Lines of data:
• • •

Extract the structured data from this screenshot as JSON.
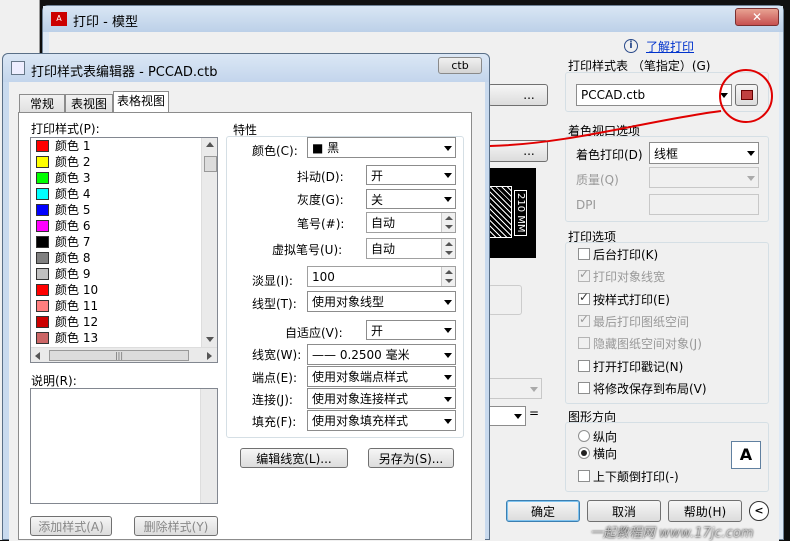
{
  "main_dialog": {
    "title": "打印 - 模型",
    "learn_link": "了解打印",
    "plot_style_table_label": "打印样式表 （笔指定）(G)",
    "plot_style_value": "PCCAD.ctb",
    "shaded_viewport_label": "着色视口选项",
    "shade_plot_label": "着色打印(D)",
    "shade_plot_value": "线框",
    "quality_label": "质量(Q)",
    "dpi_label": "DPI",
    "plot_options_label": "打印选项",
    "options": [
      {
        "label": "后台打印(K)",
        "checked": false,
        "disabled": false
      },
      {
        "label": "打印对象线宽",
        "checked": true,
        "disabled": true
      },
      {
        "label": "按样式打印(E)",
        "checked": true,
        "disabled": false
      },
      {
        "label": "最后打印图纸空间",
        "checked": true,
        "disabled": true
      },
      {
        "label": "隐藏图纸空间对象(J)",
        "checked": false,
        "disabled": true
      },
      {
        "label": "打开打印戳记(N)",
        "checked": false,
        "disabled": false
      },
      {
        "label": "将修改保存到布局(V)",
        "checked": false,
        "disabled": false
      }
    ],
    "orientation_label": "图形方向",
    "portrait_label": "纵向",
    "landscape_label": "横向",
    "upside_down_label": "上下颠倒打印(-)",
    "orientation_icon_letter": "A",
    "paper_dim": "210 MM",
    "ok_label": "确定",
    "cancel_label": "取消",
    "help_label": "帮助(H)",
    "ellipsis": "...",
    "equals": "="
  },
  "editor": {
    "title": "打印样式表编辑器 - PCCAD.ctb",
    "close_label": "ctb",
    "tabs": [
      "常规",
      "表视图",
      "表格视图"
    ],
    "active_tab": 2,
    "styles_label": "打印样式(P):",
    "styles": [
      {
        "name": "颜色  1",
        "color": "#ff0000"
      },
      {
        "name": "颜色  2",
        "color": "#ffff00"
      },
      {
        "name": "颜色  3",
        "color": "#00ff00"
      },
      {
        "name": "颜色  4",
        "color": "#00ffff"
      },
      {
        "name": "颜色  5",
        "color": "#0000ff"
      },
      {
        "name": "颜色  6",
        "color": "#ff00ff"
      },
      {
        "name": "颜色  7",
        "color": "#000000"
      },
      {
        "name": "颜色  8",
        "color": "#808080"
      },
      {
        "name": "颜色  9",
        "color": "#c0c0c0"
      },
      {
        "name": "颜色  10",
        "color": "#ff0000"
      },
      {
        "name": "颜色  11",
        "color": "#ff7f7f"
      },
      {
        "name": "颜色  12",
        "color": "#cc0000"
      },
      {
        "name": "颜色  13",
        "color": "#cc6666"
      }
    ],
    "description_label": "说明(R):",
    "properties_label": "特性",
    "color_label": "颜色(C):",
    "color_value": "■ 黑",
    "dither_label": "抖动(D):",
    "dither_value": "开",
    "grayscale_label": "灰度(G):",
    "grayscale_value": "关",
    "pen_label": "笔号(#):",
    "pen_value": "自动",
    "vpen_label": "虚拟笔号(U):",
    "vpen_value": "自动",
    "screening_label": "淡显(I):",
    "screening_value": "100",
    "linetype_label": "线型(T):",
    "linetype_value": "使用对象线型",
    "adaptive_label": "自适应(V):",
    "adaptive_value": "开",
    "lineweight_label": "线宽(W):",
    "lineweight_value": "—— 0.2500 毫米",
    "endstyle_label": "端点(E):",
    "endstyle_value": "使用对象端点样式",
    "joinstyle_label": "连接(J):",
    "joinstyle_value": "使用对象连接样式",
    "fill_label": "填充(F):",
    "fill_value": "使用对象填充样式",
    "edit_lw_label": "编辑线宽(L)...",
    "save_as_label": "另存为(S)...",
    "add_style_label": "添加样式(A)",
    "delete_style_label": "删除样式(Y)"
  },
  "watermark": "一起教程网 www.17jc.com"
}
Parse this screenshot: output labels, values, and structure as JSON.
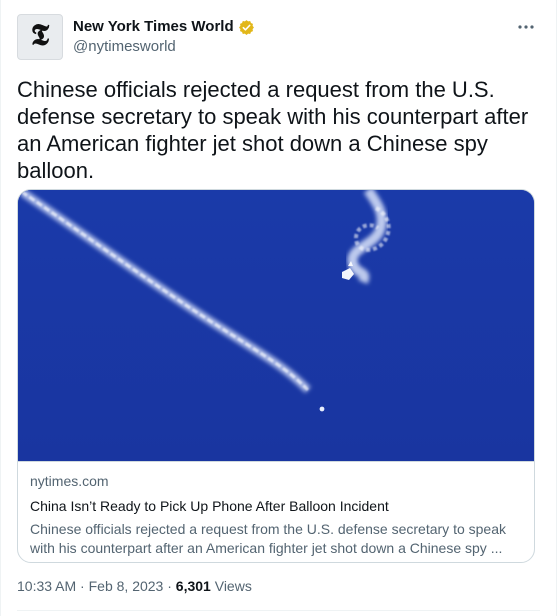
{
  "author": {
    "display_name": "New York Times World",
    "handle": "@nytimesworld",
    "avatar_glyph": "𝕿",
    "avatar_icon": "nyt-logo-icon",
    "verified_icon": "verified-badge-icon",
    "verified_color": "#e2b719"
  },
  "tweet": {
    "text": "Chinese officials rejected a request from the U.S. defense secretary to speak with his counterpart after an American fighter jet shot down a Chinese spy balloon."
  },
  "card": {
    "domain": "nytimes.com",
    "title": "China Isn’t Ready to Pick Up Phone After Balloon Incident",
    "description": "Chinese officials rejected a request from the U.S. defense secretary to speak with his counterpart after an American fighter jet shot down a Chinese spy ...",
    "image_bg_color": "#1938a6"
  },
  "meta": {
    "time": "10:33 AM",
    "separator": "·",
    "date": "Feb 8, 2023",
    "views_count": "6,301",
    "views_label": "Views"
  },
  "menu": {
    "more_icon": "more-options-icon"
  }
}
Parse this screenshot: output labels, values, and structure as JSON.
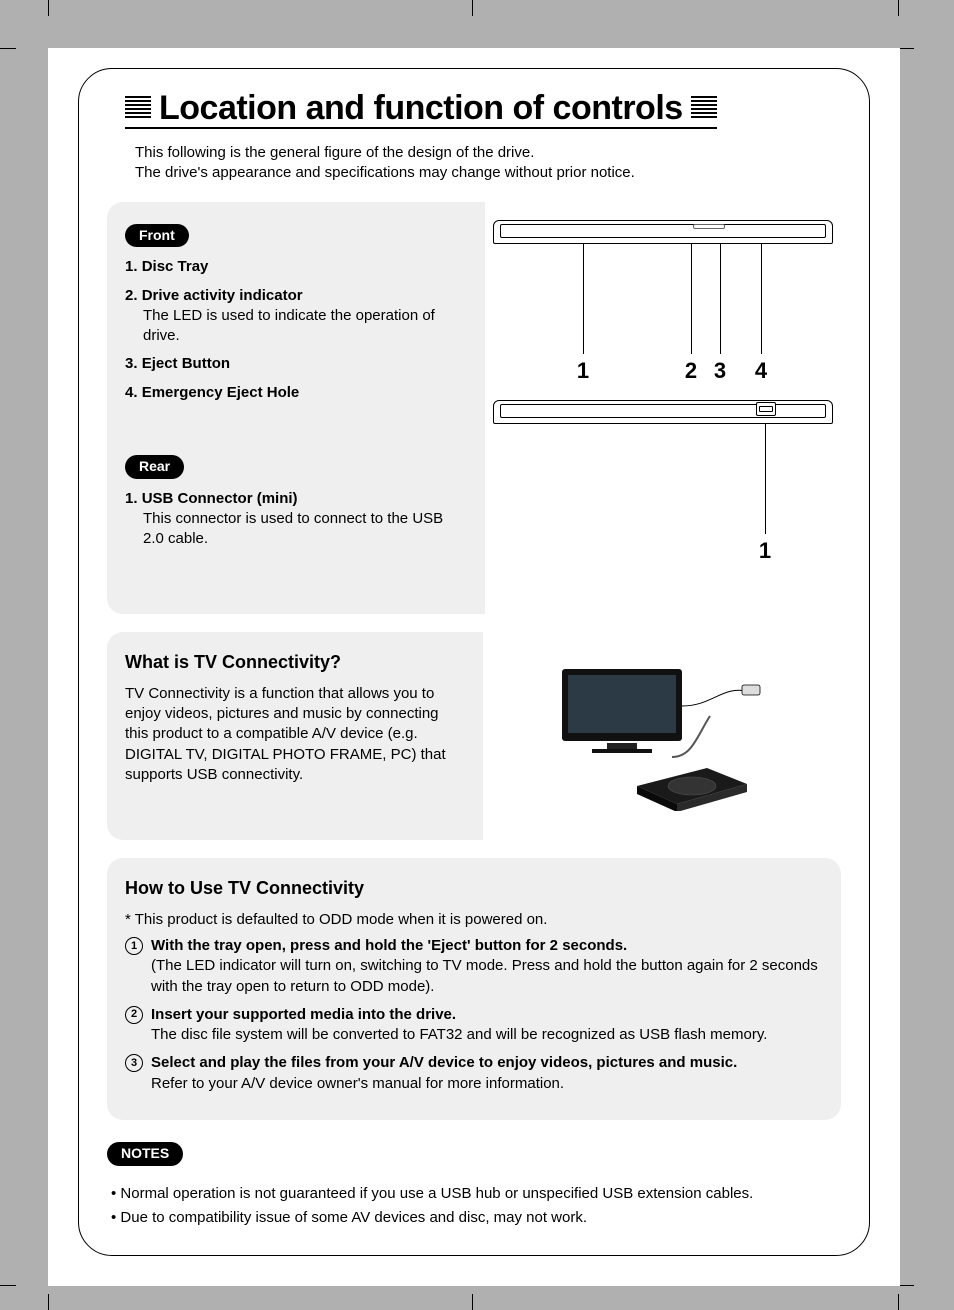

• • •

■ WHAT IS BEING ASKED:
Copy out all the entries exactly. Images stay out of the copy.

■ EXERCISE OUTPUT:
Extract the structured data from this screenshot as JSON.
{
  "main_dialog": {
    "title": "打印 - 模型",
    "learn_link": "了解打印",
    "plot_style_table_label": "打印样式表 （笔指定）(G)",
    "plot_style_value": "PCCAD.ctb",
    "shaded_viewport_label": "着色视口选项",
    "shade_plot_label": "着色打印(D)",
    "shade_plot_value": "线框",
    "quality_label": "质量(Q)",
    "dpi_label": "DPI",
    "plot_options_label": "打印选项",
    "options": [
      {
        "label": "后台打印(K)",
        "checked": false,
        "disabled": false
      },
      {
        "label": "打印对象线宽",
        "checked": true,
        "disabled": true
      },
      {
        "label": "按样式打印(E)",
        "checked": true,
        "disabled": false
      },
      {
        "label": "最后打印图纸空间",
        "checked": true,
        "disabled": true
      },
      {
        "label": "隐藏图纸空间对象(J)",
        "checked": false,
        "disabled": true
      },
      {
        "label": "打开打印戳记(N)",
        "checked": false,
        "disabled": false
      },
      {
        "label": "将修改保存到布局(V)",
        "checked": false,
        "disabled": false
      }
    ],
    "orientation_label": "图形方向",
    "portrait_label": "纵向",
    "landscape_label": "横向",
    "upside_down_label": "上下颠倒打印(-)",
    "orientation_icon_letter": "A",
    "paper_dim": "210 MM",
    "ok_label": "确定",
    "cancel_label": "取消",
    "help_label": "帮助(H)",
    "ellipsis": "...",
    "equals": "="
  },
  "editor": {
    "title": "打印样式表编辑器 - PCCAD.ctb",
    "close_label": "ctb",
    "tabs": [
      "常规",
      "表视图",
      "表格视图"
    ],
    "active_tab": 2,
    "styles_label": "打印样式(P):",
    "styles": [
      {
        "name": "颜色  1",
        "color": "#ff0000"
      },
      {
        "name": "颜色  2",
        "color": "#ffff00"
      },
      {
        "name": "颜色  3",
        "color": "#00ff00"
      },
      {
        "name": "颜色  4",
        "color": "#00ffff"
      },
      {
        "name": "颜色  5",
        "color": "#0000ff"
      },
      {
        "name": "颜色  6",
        "color": "#ff00ff"
      },
      {
        "name": "颜色  7",
        "color": "#000000"
      },
      {
        "name": "颜色  8",
        "color": "#808080"
      },
      {
        "name": "颜色  9",
        "color": "#c0c0c0"
      },
      {
        "name": "颜色  10",
        "color": "#ff0000"
      },
      {
        "name": "颜色  11",
        "color": "#ff7f7f"
      },
      {
        "name": "颜色  12",
        "color": "#cc0000"
      },
      {
        "name": "颜色  13",
        "color": "#cc6666"
      }
    ],
    "description_label": "说明(R):",
    "properties_label": "特性",
    "color_label": "颜色(C):",
    "color_value": "■ 黑",
    "dither_label": "抖动(D):",
    "dither_value": "开",
    "grayscale_label": "灰度(G):",
    "grayscale_value": "关",
    "pen_label": "笔号(#):",
    "pen_value": "自动",
    "vpen_label": "虚拟笔号(U):",
    "vpen_value": "自动",
    "screening_label": "淡显(I):",
    "screening_value": "100",
    "linetype_label": "线型(T):",
    "linetype_value": "使用对象线型",
    "adaptive_label": "自适应(V):",
    "adaptive_value": "开",
    "lineweight_label": "线宽(W):",
    "lineweight_value": "—— 0.2500 毫米",
    "endstyle_label": "端点(E):",
    "endstyle_value": "使用对象端点样式",
    "joinstyle_label": "连接(J):",
    "joinstyle_value": "使用对象连接样式",
    "fill_label": "填充(F):",
    "fill_value": "使用对象填充样式",
    "edit_lw_label": "编辑线宽(L)...",
    "save_as_label": "另存为(S)...",
    "add_style_label": "添加样式(A)",
    "delete_style_label": "删除样式(Y)"
  },
  "watermark": "一起教程网 www.17jc.com"
}
Parse this screenshot: output labels, values, and structure as JSON.
{
  "author": {
    "display_name": "New York Times World",
    "handle": "@nytimesworld",
    "avatar_glyph": "𝕿",
    "avatar_icon": "nyt-logo-icon",
    "verified_icon": "verified-badge-icon",
    "verified_color": "#e2b719"
  },
  "tweet": {
    "text": "Chinese officials rejected a request from the U.S. defense secretary to speak with his counterpart after an American fighter jet shot down a Chinese spy balloon."
  },
  "card": {
    "domain": "nytimes.com",
    "title": "China Isn’t Ready to Pick Up Phone After Balloon Incident",
    "description": "Chinese officials rejected a request from the U.S. defense secretary to speak with his counterpart after an American fighter jet shot down a Chinese spy ...",
    "image_bg_color": "#1938a6"
  },
  "meta": {
    "time": "10:33 AM",
    "separator": "·",
    "date": "Feb 8, 2023",
    "views_count": "6,301",
    "views_label": "Views"
  },
  "menu": {
    "more_icon": "more-options-icon"
  }
}
Parse this screenshot: output labels, values, and structure as JSON.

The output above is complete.